▼▼▼

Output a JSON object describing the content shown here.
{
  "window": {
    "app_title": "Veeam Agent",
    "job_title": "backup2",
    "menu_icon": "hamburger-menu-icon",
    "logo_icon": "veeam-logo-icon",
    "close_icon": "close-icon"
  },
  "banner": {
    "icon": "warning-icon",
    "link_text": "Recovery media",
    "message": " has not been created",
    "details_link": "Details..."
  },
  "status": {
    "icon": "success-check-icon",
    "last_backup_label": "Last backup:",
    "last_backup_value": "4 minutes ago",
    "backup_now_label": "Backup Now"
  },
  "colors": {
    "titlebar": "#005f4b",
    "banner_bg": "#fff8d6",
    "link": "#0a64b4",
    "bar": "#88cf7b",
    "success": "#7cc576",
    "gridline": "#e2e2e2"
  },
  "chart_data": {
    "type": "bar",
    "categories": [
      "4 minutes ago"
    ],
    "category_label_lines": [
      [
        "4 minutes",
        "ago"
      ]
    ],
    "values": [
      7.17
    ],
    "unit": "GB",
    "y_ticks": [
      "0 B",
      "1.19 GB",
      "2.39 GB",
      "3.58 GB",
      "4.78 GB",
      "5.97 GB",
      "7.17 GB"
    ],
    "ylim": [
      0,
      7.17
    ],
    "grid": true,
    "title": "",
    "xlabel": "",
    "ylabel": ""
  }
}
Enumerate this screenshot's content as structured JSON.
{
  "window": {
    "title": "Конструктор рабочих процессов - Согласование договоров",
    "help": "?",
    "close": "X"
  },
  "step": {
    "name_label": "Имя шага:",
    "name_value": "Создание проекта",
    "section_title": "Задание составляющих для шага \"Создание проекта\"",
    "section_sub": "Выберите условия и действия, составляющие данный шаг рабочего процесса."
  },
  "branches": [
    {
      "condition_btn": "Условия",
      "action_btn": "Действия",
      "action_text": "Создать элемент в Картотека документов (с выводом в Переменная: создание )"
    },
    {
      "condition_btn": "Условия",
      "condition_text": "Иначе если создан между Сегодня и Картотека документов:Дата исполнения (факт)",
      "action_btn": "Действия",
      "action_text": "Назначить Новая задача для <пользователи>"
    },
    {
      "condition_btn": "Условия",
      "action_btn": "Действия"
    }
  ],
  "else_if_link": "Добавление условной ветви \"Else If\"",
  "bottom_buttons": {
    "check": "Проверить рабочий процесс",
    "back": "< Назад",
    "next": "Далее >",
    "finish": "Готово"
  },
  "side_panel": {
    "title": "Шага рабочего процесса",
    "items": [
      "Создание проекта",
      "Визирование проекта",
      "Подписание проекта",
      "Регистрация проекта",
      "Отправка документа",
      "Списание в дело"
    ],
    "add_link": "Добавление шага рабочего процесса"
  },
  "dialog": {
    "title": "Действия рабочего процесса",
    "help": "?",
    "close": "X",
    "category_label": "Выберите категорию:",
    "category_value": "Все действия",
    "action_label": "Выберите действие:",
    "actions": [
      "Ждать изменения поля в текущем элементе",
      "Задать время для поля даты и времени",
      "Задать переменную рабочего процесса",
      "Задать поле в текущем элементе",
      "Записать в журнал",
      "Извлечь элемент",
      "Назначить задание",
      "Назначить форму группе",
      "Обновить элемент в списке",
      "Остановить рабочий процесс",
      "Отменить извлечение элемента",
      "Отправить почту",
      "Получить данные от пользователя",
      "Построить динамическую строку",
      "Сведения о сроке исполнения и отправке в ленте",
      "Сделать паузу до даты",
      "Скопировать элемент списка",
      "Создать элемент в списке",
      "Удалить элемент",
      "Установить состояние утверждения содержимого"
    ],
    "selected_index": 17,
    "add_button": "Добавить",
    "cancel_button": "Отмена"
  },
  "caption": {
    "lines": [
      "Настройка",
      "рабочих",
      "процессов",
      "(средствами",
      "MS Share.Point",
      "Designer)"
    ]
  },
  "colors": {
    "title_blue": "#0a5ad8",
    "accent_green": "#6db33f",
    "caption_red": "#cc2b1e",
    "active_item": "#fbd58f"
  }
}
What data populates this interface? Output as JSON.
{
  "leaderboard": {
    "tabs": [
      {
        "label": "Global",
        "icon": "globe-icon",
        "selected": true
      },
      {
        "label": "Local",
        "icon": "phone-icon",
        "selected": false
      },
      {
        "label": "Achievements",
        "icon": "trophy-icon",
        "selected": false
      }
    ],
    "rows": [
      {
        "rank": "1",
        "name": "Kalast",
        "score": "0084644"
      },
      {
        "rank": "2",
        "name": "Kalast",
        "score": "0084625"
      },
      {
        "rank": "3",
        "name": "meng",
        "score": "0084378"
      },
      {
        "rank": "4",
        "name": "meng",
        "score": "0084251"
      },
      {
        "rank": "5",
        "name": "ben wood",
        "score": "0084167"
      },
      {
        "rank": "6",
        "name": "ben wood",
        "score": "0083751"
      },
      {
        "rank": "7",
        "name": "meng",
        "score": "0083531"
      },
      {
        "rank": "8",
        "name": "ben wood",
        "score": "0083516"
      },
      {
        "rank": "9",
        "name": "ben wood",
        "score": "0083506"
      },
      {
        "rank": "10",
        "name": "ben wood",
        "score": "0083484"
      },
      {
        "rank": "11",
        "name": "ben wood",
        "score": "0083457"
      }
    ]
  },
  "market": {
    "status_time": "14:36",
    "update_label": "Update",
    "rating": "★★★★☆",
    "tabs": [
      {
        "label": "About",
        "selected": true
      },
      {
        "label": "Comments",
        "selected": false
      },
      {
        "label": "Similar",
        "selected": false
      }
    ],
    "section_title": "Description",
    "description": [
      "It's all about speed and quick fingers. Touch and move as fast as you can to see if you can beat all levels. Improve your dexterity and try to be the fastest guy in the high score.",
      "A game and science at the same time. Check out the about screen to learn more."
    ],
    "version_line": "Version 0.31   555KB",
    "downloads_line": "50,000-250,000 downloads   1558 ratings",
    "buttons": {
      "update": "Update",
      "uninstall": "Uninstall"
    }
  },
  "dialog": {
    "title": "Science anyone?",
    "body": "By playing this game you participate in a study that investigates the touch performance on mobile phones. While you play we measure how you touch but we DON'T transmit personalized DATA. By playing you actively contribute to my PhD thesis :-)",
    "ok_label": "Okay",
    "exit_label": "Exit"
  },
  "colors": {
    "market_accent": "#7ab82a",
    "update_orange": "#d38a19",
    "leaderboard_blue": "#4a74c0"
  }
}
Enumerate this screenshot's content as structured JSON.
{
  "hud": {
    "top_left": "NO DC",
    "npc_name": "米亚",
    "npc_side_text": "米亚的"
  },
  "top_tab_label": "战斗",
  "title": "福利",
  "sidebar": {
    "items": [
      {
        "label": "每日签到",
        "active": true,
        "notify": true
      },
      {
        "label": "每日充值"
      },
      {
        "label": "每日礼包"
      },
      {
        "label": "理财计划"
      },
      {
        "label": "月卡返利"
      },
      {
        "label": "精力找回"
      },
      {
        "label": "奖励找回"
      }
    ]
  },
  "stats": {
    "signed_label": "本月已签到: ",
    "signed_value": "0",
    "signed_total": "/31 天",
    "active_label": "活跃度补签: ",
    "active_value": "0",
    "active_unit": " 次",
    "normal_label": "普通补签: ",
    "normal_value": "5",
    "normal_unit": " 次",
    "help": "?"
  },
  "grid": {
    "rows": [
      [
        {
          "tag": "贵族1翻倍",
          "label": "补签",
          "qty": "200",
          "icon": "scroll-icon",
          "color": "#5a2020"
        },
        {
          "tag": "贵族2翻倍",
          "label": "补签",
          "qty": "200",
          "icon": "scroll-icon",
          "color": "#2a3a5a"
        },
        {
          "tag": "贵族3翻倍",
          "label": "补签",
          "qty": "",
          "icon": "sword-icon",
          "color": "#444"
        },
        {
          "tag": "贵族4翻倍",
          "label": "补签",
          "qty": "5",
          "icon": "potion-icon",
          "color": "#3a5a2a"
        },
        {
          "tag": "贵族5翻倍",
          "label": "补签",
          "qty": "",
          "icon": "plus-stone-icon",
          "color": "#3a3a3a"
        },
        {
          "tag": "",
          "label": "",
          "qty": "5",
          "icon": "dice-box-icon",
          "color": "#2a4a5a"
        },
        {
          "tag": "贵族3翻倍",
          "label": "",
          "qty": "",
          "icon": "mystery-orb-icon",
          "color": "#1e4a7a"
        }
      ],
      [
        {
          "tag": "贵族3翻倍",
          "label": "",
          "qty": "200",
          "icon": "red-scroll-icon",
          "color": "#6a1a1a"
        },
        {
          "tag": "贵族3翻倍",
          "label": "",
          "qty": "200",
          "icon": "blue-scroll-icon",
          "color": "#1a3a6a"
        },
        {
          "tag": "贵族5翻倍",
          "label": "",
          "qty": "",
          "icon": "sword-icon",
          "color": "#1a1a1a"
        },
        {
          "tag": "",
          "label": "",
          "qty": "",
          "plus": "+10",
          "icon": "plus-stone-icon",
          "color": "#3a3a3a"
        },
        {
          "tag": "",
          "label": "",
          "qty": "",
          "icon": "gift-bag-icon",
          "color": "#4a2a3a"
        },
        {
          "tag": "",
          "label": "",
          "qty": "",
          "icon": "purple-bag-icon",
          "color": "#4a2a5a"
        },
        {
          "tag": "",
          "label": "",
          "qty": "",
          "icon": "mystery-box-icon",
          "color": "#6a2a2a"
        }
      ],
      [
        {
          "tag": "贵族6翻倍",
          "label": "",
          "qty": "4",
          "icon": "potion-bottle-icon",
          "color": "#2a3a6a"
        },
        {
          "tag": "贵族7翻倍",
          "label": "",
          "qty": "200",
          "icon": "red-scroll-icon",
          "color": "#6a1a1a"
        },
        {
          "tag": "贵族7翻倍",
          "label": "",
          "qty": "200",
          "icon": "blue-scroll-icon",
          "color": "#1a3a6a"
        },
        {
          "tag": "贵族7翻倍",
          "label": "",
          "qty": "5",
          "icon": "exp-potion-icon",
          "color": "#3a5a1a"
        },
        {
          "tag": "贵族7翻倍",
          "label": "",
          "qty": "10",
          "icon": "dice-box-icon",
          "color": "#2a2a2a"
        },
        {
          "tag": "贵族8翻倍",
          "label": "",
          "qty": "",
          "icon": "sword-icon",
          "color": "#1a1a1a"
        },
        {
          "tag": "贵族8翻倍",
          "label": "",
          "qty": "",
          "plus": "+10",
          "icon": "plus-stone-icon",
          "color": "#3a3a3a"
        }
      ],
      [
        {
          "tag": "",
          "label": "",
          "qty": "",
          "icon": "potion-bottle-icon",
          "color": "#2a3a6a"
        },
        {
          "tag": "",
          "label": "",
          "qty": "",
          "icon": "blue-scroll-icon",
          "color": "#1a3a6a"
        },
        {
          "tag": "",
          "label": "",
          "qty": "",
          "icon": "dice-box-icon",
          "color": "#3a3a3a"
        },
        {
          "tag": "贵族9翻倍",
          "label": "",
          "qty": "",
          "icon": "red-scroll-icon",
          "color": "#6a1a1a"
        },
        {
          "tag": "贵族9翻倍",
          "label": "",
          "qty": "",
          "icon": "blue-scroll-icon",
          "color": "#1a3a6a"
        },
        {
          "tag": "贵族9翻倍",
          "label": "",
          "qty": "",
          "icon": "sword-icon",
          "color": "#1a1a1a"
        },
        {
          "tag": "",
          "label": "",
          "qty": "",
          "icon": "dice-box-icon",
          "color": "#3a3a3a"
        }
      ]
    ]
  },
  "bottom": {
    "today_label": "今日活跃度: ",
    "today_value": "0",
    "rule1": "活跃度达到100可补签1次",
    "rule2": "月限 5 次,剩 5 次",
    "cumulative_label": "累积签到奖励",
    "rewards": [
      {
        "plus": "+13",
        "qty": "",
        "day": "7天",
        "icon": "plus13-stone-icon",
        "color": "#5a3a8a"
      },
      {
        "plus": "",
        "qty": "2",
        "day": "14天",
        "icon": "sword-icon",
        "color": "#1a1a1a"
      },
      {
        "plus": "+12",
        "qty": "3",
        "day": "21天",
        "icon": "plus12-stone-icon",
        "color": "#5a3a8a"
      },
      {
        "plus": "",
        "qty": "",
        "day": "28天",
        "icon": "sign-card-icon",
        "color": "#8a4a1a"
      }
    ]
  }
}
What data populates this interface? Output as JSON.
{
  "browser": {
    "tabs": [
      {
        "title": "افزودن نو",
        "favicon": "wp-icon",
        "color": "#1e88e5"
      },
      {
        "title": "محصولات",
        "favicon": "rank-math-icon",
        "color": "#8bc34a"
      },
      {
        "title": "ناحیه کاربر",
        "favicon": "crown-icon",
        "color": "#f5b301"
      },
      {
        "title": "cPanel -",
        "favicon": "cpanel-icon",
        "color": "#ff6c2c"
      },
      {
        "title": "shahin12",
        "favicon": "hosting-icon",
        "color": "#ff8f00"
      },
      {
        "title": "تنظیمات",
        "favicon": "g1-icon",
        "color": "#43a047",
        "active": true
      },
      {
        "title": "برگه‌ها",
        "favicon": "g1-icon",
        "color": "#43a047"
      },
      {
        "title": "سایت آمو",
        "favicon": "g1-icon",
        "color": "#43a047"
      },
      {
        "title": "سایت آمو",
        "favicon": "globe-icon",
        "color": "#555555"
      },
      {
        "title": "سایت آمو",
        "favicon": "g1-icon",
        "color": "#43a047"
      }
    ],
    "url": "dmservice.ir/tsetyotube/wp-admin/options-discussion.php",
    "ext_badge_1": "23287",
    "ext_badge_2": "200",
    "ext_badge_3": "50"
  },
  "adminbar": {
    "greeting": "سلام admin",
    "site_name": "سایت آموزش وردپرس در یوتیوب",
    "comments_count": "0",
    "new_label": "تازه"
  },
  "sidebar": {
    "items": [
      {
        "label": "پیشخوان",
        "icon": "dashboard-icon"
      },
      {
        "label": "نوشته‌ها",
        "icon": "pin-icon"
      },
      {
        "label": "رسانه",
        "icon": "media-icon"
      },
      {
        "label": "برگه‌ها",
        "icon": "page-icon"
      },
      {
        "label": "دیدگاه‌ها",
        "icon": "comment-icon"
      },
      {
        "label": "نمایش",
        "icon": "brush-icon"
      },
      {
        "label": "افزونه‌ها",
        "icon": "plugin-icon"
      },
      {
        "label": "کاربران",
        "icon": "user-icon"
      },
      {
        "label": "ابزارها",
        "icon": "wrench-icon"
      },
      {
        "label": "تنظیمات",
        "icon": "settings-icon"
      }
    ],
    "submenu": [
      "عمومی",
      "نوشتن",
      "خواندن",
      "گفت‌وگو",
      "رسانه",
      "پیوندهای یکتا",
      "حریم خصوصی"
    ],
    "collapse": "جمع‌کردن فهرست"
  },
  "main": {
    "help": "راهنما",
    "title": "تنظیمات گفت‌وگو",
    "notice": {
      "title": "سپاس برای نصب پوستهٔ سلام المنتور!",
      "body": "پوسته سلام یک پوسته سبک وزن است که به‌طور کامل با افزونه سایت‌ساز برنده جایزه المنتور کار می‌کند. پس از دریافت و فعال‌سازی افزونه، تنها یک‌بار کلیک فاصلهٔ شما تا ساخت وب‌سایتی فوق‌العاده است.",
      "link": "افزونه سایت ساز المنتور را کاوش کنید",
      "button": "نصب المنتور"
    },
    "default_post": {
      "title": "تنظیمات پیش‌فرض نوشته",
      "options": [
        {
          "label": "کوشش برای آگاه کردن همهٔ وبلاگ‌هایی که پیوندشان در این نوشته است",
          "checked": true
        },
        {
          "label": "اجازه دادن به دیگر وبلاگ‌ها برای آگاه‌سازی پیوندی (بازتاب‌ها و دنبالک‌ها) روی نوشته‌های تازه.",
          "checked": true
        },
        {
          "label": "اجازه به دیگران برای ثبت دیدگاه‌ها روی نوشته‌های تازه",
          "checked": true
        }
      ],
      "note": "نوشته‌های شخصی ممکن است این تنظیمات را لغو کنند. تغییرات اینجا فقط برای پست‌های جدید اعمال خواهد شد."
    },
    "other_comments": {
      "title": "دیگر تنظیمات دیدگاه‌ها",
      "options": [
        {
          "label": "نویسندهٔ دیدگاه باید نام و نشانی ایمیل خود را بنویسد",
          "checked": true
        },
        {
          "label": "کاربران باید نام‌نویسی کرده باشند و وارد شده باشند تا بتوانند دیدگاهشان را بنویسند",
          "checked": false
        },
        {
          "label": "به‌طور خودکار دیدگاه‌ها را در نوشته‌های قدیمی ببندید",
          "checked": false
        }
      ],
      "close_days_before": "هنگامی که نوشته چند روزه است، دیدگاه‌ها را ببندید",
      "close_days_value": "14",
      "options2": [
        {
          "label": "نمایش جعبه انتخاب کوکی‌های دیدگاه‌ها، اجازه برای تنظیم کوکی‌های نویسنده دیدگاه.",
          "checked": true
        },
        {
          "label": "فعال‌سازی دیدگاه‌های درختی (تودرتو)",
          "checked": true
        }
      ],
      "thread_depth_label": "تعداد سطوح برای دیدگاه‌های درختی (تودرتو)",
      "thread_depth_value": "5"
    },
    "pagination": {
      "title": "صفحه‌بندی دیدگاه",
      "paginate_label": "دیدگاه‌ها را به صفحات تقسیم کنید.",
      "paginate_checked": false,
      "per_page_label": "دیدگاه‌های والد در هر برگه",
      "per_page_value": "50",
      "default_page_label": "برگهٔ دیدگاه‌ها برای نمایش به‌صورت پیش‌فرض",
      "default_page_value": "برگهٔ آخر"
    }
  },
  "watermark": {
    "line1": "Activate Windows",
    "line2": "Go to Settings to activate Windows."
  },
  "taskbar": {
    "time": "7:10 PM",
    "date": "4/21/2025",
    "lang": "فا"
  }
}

▲▲▲

→ **Exercise requirements**
Report all lines of the data above that include the string "ببندید".

→ **Solution**
          "label": "به‌طور خودکار دیدگاه‌ها را در نوشته‌های قدیمی ببندید",
      "close_days_before": "هنگامی که نوشته چند روزه است، دیدگاه‌ها را ببندید",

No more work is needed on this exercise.